> Aim of the task: Leave out every picture, and return exactly the lines from the line containing "Decode this image" through the end of the records below, both inclusive.

·····

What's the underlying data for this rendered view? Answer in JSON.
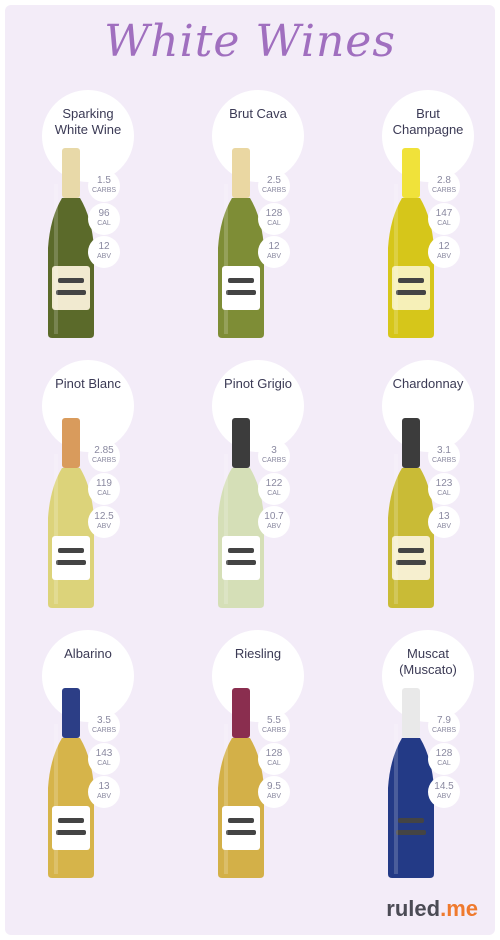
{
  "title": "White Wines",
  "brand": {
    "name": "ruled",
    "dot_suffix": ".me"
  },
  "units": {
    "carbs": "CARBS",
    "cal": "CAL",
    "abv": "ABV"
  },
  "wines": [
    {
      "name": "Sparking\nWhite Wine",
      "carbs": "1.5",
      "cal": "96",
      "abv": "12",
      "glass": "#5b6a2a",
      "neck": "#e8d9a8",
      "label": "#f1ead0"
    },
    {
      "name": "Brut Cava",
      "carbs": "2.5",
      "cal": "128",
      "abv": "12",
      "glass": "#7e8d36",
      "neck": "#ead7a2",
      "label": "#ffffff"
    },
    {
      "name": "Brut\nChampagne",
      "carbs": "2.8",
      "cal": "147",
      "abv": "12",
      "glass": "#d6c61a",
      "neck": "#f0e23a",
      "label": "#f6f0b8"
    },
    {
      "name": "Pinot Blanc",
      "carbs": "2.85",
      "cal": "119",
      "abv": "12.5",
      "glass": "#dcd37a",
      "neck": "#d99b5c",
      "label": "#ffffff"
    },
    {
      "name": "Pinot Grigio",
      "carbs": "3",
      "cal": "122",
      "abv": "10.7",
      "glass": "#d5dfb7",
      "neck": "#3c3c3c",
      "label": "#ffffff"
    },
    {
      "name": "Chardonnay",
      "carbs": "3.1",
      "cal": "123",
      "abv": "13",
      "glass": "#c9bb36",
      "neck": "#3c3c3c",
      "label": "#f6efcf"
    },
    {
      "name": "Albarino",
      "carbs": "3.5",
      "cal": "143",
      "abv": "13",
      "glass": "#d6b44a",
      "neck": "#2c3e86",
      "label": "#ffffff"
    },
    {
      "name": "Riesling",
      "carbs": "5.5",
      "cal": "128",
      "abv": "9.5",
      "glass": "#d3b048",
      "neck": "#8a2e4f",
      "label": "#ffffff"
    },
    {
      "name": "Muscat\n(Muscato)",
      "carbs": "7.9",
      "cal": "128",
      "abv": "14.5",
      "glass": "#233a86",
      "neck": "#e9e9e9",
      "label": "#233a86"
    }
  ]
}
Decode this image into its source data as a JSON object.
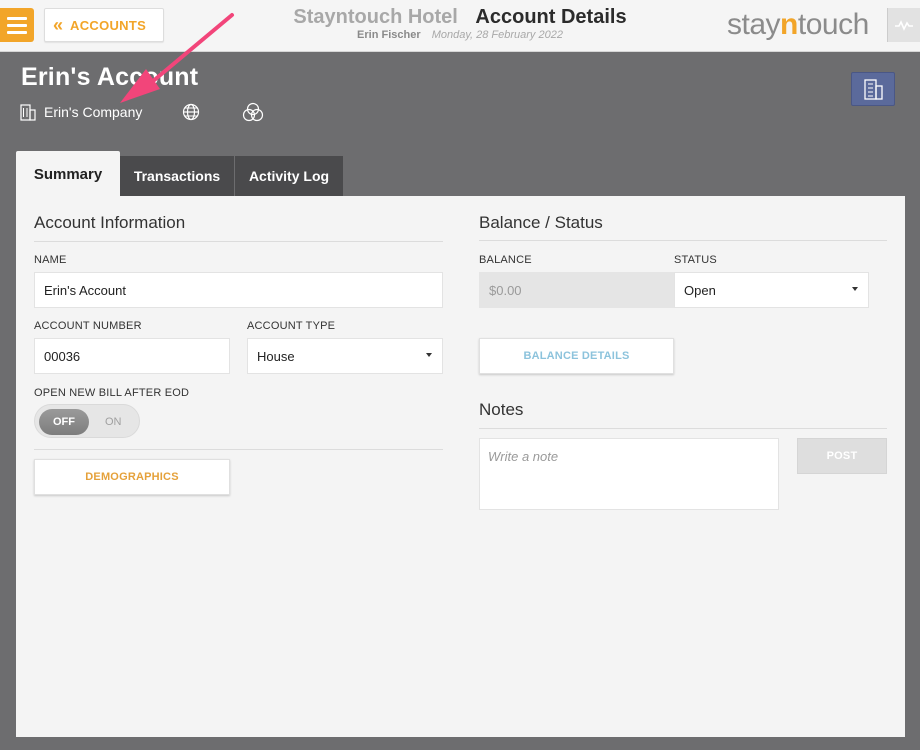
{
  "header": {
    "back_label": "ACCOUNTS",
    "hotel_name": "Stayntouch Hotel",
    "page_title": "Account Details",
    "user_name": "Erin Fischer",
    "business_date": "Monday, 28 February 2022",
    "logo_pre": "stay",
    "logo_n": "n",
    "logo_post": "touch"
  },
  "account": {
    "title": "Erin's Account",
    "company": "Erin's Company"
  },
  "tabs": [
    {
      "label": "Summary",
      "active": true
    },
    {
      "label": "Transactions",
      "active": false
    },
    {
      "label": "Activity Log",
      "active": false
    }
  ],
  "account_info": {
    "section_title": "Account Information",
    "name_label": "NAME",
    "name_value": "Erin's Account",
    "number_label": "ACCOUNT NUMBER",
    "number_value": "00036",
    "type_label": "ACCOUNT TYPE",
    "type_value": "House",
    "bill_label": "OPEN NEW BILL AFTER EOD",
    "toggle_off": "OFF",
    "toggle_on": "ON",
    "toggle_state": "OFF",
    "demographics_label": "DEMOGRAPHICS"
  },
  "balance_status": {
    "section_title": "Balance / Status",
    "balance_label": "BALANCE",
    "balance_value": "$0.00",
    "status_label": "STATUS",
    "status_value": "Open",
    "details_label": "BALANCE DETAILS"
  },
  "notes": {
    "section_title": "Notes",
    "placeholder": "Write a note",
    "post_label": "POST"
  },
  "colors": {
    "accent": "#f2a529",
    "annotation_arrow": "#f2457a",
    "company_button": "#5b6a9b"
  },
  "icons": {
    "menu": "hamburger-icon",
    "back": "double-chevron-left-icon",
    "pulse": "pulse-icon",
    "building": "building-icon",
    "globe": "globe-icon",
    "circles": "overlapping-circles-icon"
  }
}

·····

> Result for this task:
Decode this image into its source data as a JSON object.
{
  "header": {
    "back_label": "ACCOUNTS",
    "hotel_name": "Stayntouch Hotel",
    "page_title": "Account Details",
    "user_name": "Erin Fischer",
    "business_date": "Monday, 28 February 2022",
    "logo_pre": "stay",
    "logo_n": "n",
    "logo_post": "touch"
  },
  "account": {
    "title": "Erin's Account",
    "company": "Erin's Company"
  },
  "tabs": [
    {
      "label": "Summary",
      "active": true
    },
    {
      "label": "Transactions",
      "active": false
    },
    {
      "label": "Activity Log",
      "active": false
    }
  ],
  "account_info": {
    "section_title": "Account Information",
    "name_label": "NAME",
    "name_value": "Erin's Account",
    "number_label": "ACCOUNT NUMBER",
    "number_value": "00036",
    "type_label": "ACCOUNT TYPE",
    "type_value": "House",
    "bill_label": "OPEN NEW BILL AFTER EOD",
    "toggle_off": "OFF",
    "toggle_on": "ON",
    "toggle_state": "OFF",
    "demographics_label": "DEMOGRAPHICS"
  },
  "balance_status": {
    "section_title": "Balance / Status",
    "balance_label": "BALANCE",
    "balance_value": "$0.00",
    "status_label": "STATUS",
    "status_value": "Open",
    "details_label": "BALANCE DETAILS"
  },
  "notes": {
    "section_title": "Notes",
    "placeholder": "Write a note",
    "post_label": "POST"
  },
  "colors": {
    "accent": "#f2a529",
    "annotation_arrow": "#f2457a",
    "company_button": "#5b6a9b"
  },
  "icons": {
    "menu": "hamburger-icon",
    "back": "double-chevron-left-icon",
    "pulse": "pulse-icon",
    "building": "building-icon",
    "globe": "globe-icon",
    "circles": "overlapping-circles-icon"
  }
}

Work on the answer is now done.